Below are some records. Pull every line that contains the word "blastocysts".

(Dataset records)

━━━━

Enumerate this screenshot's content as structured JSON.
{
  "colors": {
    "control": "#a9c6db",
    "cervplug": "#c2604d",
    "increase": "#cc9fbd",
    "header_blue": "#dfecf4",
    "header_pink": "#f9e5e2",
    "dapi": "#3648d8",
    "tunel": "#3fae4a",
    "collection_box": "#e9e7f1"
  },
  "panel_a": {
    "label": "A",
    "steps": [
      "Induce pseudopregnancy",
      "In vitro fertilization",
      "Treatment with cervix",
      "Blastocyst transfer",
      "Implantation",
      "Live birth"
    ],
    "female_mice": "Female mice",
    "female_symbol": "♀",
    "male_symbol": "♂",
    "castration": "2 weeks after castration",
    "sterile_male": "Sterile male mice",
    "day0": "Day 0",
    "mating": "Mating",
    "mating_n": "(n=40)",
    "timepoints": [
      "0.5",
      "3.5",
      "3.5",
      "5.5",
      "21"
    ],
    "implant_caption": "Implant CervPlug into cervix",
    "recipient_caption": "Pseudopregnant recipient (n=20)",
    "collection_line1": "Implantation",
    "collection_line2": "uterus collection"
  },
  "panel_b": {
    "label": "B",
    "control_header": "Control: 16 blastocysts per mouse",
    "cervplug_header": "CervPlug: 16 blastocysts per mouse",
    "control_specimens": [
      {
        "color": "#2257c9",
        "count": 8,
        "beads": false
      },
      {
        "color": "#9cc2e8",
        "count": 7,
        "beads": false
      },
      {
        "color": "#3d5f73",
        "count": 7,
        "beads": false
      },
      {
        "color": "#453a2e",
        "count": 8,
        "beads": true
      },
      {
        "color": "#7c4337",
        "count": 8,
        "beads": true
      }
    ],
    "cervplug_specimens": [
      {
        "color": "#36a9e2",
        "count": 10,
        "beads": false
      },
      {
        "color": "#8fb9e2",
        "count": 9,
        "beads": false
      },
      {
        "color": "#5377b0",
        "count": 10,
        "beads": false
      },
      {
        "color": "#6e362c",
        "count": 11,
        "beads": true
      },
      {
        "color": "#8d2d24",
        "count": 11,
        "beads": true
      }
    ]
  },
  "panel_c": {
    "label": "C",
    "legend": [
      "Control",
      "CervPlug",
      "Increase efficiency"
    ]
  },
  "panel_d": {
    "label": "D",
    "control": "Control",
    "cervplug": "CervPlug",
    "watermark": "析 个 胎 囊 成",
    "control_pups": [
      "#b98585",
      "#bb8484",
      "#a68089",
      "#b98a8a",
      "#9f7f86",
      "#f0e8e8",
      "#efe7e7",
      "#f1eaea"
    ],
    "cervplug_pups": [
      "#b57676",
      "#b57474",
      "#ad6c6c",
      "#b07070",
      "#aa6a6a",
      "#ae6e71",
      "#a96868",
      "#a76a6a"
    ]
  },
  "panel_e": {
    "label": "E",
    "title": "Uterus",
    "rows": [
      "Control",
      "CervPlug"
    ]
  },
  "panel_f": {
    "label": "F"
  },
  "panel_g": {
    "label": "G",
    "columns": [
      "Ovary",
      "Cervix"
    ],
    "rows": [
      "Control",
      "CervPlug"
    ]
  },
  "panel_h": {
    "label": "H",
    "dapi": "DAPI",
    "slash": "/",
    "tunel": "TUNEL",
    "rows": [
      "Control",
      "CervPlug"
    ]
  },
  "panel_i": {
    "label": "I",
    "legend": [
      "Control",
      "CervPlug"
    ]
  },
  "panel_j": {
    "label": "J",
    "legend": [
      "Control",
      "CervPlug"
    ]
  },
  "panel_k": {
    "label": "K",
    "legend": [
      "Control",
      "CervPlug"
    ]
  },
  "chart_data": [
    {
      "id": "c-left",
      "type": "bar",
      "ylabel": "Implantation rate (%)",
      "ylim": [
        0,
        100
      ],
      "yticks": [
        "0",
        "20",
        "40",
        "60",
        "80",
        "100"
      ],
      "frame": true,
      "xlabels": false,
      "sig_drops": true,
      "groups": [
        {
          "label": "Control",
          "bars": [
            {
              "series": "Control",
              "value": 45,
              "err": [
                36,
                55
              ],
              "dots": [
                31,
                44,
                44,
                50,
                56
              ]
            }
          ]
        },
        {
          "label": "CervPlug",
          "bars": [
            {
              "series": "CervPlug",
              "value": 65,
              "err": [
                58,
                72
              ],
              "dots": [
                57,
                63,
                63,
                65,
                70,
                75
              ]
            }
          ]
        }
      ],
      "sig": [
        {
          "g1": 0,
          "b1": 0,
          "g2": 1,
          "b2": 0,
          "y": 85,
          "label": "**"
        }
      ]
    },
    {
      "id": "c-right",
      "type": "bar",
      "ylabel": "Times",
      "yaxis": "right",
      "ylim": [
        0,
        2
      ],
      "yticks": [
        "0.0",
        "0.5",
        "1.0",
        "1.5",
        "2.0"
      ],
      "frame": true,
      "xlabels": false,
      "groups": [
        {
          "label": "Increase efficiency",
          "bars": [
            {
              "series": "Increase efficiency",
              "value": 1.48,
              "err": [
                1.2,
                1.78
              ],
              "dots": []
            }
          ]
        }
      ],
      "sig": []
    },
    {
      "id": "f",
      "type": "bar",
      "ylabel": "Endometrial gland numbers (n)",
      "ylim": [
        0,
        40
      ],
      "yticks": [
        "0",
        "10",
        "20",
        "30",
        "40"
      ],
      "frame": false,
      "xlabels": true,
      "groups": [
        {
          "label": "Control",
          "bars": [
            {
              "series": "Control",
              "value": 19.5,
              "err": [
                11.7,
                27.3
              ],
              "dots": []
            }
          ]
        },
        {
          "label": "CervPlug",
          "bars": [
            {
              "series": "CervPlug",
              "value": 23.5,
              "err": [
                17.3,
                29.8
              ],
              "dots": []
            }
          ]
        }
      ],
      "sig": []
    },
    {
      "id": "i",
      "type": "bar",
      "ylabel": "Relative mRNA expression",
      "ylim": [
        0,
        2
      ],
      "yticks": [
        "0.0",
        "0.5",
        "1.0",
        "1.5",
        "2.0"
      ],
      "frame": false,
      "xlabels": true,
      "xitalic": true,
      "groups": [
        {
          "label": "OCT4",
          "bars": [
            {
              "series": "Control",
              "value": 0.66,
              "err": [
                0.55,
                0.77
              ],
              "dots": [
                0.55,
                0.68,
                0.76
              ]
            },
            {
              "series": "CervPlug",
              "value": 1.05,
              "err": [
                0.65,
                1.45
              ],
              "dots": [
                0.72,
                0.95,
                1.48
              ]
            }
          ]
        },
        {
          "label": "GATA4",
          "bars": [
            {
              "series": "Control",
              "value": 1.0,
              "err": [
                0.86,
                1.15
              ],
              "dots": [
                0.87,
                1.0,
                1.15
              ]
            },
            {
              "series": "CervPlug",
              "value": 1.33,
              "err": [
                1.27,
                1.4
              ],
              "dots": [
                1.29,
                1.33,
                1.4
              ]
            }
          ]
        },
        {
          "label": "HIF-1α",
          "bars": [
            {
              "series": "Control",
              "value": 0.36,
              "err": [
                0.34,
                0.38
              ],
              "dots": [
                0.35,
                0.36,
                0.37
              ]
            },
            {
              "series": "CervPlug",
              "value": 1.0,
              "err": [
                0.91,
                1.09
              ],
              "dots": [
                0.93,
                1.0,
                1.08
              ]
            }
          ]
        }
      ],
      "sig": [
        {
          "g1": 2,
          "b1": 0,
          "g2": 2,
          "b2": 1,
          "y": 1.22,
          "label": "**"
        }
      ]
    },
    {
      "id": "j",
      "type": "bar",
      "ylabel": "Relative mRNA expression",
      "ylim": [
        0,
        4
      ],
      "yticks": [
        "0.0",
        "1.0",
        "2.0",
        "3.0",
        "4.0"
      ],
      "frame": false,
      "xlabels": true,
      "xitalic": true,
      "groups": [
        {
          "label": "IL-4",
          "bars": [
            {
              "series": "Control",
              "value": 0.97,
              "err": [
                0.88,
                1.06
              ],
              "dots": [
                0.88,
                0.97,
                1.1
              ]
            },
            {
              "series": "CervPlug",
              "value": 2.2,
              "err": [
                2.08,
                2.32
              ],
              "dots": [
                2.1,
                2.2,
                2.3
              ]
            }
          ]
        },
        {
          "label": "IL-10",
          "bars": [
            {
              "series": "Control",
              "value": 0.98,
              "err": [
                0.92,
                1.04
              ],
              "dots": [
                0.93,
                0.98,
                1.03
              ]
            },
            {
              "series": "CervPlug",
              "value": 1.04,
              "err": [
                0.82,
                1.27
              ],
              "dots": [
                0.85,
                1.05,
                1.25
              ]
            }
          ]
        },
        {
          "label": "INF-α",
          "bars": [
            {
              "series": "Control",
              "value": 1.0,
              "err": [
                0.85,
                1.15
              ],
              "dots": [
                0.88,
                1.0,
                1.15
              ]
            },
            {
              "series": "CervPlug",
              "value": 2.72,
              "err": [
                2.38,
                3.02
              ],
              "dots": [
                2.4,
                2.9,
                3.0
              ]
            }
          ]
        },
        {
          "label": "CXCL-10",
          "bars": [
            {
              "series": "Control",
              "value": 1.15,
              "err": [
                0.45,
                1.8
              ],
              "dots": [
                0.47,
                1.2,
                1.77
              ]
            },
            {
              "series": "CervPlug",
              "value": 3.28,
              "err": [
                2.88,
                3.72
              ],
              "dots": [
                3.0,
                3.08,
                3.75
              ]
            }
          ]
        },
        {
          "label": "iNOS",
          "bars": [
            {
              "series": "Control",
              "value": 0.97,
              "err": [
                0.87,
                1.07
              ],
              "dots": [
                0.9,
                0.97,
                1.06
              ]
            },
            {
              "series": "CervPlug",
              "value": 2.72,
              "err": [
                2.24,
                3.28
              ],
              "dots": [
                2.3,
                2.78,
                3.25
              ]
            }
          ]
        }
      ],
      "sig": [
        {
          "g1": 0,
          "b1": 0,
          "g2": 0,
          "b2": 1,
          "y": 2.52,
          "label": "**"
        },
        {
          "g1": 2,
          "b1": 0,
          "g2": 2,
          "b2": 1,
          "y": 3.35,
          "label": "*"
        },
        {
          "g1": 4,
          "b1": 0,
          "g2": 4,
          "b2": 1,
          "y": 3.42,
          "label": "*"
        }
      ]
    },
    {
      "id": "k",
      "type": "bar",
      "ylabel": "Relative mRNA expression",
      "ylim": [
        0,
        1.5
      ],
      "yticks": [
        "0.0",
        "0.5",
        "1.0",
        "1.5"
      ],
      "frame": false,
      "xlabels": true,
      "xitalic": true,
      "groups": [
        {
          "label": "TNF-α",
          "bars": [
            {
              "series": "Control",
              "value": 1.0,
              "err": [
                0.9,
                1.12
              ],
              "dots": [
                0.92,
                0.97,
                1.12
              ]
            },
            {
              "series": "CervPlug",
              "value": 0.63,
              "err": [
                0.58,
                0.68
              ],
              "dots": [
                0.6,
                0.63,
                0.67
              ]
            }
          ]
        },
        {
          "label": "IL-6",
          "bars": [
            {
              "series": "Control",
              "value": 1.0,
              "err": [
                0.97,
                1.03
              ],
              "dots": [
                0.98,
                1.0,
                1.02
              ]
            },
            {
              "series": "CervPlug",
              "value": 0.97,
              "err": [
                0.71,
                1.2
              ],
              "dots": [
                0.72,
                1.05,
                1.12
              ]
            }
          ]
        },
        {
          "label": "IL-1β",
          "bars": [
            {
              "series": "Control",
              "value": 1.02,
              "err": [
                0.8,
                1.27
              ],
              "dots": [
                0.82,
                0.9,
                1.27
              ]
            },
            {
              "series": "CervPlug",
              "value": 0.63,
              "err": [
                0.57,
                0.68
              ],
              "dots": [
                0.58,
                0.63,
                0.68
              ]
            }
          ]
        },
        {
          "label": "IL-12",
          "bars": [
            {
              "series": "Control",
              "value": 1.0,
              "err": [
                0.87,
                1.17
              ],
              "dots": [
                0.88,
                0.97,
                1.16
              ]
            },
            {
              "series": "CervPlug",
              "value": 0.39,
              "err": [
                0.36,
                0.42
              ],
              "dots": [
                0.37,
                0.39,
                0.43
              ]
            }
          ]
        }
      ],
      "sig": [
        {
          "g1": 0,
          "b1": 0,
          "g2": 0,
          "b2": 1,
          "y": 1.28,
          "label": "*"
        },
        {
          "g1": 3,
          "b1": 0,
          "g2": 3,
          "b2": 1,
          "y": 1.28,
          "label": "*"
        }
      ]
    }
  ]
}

━━━━

** TASK RESPONSE **
    "control_header": "Control: 16 blastocysts per mouse",
    "cervplug_header": "CervPlug: 16 blastocysts per mouse",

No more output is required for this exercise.